Set exercise>
Count how many lines in this material contain "name". The answer is that number alone.

◆ ◆ ◆

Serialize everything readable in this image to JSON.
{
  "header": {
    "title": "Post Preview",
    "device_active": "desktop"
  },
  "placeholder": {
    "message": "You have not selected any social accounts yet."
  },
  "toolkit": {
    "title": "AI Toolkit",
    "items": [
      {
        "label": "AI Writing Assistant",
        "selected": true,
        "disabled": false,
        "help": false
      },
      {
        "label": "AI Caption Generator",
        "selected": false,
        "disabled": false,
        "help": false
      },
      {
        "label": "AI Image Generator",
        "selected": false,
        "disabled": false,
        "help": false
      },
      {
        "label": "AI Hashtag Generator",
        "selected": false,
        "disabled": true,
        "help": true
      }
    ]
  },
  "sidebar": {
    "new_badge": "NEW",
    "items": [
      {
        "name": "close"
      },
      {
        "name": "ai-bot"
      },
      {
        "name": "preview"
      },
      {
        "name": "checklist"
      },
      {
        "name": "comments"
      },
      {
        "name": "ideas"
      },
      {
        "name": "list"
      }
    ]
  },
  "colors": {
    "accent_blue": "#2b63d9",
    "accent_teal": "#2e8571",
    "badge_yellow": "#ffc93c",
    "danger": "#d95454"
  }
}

◆ ◆ ◆

Complete response>
7